PROBLEM STATEMENT:
Count the lines in the records below that contain the word "folder", and give only that number.

Dataset records:
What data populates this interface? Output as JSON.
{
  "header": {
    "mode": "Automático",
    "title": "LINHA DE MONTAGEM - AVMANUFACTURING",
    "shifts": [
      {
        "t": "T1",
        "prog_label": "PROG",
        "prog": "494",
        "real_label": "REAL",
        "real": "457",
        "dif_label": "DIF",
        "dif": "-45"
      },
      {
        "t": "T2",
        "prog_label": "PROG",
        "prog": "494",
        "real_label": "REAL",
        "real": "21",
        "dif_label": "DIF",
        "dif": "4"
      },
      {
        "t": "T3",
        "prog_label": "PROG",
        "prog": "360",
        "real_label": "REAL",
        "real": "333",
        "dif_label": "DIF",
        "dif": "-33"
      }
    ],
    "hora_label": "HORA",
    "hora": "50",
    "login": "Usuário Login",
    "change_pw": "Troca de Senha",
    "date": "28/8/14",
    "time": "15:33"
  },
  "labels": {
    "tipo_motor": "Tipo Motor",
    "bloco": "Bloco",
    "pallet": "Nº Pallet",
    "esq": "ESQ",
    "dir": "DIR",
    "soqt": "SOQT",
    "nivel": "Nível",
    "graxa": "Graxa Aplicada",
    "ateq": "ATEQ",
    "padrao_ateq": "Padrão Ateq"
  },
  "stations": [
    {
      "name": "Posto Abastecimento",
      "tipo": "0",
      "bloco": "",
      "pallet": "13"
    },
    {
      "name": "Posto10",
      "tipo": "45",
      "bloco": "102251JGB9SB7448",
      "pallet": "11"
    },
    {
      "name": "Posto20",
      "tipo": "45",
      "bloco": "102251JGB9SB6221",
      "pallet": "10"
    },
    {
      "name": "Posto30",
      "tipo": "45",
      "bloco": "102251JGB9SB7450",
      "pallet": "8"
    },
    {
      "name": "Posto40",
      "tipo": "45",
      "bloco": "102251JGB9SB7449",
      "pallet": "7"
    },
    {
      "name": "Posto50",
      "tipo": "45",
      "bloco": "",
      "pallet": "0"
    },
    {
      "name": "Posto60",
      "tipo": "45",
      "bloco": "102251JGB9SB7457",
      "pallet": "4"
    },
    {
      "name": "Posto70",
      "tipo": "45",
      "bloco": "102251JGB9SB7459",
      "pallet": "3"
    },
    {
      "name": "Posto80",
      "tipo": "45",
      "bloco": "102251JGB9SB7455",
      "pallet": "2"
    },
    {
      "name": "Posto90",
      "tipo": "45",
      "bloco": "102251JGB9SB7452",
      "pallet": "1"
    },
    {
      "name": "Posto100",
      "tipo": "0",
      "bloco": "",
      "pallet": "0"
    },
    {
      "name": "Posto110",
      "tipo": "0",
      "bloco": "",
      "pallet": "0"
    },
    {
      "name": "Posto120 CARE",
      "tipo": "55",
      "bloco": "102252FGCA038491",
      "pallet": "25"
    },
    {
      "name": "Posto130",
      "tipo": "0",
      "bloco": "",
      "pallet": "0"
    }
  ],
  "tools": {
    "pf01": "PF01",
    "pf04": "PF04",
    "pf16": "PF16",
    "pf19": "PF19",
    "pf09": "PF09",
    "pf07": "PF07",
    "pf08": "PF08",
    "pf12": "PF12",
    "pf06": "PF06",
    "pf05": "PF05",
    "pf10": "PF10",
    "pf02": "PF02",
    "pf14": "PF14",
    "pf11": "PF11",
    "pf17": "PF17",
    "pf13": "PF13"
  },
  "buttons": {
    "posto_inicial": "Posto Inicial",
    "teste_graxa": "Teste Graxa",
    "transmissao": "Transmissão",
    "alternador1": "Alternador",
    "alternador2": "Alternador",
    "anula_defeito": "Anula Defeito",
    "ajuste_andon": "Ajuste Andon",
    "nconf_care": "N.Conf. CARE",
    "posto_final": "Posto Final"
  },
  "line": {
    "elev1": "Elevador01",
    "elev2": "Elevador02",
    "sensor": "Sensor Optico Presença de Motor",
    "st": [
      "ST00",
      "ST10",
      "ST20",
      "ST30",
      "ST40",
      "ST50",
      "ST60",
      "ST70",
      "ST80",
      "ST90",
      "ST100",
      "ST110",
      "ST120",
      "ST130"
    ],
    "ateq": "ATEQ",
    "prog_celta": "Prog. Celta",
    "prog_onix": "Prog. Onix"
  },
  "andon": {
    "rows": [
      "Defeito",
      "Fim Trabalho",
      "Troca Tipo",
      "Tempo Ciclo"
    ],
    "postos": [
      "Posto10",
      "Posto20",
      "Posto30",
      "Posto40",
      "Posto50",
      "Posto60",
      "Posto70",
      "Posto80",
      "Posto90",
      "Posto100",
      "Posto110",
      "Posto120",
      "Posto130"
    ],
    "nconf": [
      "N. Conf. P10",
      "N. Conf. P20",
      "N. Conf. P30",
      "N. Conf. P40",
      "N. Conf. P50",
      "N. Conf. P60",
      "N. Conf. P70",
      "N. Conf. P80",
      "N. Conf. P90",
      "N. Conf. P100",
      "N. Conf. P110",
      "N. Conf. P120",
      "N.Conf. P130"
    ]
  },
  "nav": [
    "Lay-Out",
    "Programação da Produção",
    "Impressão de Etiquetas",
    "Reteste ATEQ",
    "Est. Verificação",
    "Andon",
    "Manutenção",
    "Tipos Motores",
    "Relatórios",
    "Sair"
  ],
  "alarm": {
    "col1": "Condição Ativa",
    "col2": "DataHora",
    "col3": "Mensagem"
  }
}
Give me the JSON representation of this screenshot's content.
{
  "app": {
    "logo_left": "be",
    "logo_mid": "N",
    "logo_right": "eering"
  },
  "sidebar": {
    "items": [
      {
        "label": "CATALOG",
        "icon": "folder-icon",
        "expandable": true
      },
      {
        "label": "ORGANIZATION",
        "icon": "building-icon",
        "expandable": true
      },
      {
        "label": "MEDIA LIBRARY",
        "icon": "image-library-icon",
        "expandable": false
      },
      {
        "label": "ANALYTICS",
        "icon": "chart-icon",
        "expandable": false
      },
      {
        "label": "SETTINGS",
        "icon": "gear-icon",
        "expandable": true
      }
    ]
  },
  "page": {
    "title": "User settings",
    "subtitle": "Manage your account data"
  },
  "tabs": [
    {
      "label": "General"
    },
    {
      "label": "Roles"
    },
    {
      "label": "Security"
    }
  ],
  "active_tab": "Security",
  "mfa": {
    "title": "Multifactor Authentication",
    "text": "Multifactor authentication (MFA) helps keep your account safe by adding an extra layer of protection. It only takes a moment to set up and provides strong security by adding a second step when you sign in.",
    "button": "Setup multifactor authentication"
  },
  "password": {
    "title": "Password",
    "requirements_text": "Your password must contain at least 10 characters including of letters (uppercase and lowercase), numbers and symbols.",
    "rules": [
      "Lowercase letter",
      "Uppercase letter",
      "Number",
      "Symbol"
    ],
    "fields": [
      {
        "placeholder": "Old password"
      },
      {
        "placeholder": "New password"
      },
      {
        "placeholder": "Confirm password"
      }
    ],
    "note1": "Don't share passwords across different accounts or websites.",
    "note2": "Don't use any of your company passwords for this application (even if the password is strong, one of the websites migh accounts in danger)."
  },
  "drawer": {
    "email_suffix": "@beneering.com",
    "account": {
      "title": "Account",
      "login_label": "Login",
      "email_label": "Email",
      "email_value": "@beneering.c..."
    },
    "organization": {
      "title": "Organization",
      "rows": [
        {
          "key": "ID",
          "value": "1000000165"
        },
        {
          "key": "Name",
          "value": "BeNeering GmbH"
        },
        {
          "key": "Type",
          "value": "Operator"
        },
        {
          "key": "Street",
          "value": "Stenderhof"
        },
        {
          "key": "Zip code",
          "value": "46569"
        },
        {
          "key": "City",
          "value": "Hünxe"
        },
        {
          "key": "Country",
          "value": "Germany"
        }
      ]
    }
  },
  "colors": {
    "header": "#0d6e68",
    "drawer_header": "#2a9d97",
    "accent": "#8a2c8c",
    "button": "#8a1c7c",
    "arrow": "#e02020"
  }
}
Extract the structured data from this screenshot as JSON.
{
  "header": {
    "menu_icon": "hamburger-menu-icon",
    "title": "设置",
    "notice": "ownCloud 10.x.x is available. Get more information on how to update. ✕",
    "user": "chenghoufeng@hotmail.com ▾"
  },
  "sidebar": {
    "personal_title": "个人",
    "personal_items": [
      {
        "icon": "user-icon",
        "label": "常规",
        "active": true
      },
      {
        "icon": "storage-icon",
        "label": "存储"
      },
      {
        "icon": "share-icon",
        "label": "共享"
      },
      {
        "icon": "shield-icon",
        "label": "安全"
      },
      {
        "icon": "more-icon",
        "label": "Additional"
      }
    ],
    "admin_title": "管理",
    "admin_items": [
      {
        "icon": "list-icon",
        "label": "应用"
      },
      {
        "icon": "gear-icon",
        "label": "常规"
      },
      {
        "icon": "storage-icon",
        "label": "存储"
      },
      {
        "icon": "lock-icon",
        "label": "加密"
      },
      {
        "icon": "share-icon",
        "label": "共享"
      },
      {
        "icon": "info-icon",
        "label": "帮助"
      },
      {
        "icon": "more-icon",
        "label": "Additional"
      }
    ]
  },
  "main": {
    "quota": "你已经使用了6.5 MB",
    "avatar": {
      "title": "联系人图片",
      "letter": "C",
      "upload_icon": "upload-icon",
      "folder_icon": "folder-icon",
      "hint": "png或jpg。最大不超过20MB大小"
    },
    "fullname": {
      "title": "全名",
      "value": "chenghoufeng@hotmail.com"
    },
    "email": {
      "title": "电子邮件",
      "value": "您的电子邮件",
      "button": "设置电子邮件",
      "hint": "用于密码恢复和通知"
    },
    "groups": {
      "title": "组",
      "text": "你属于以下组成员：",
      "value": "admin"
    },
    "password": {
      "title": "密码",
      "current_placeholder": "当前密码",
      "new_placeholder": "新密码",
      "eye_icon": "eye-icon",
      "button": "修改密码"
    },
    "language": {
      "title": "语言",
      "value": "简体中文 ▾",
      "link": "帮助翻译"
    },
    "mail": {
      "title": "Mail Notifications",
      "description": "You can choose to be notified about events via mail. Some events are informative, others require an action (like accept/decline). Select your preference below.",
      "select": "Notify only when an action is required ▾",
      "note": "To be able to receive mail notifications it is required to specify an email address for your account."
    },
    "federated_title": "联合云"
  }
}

SOLUTION:
2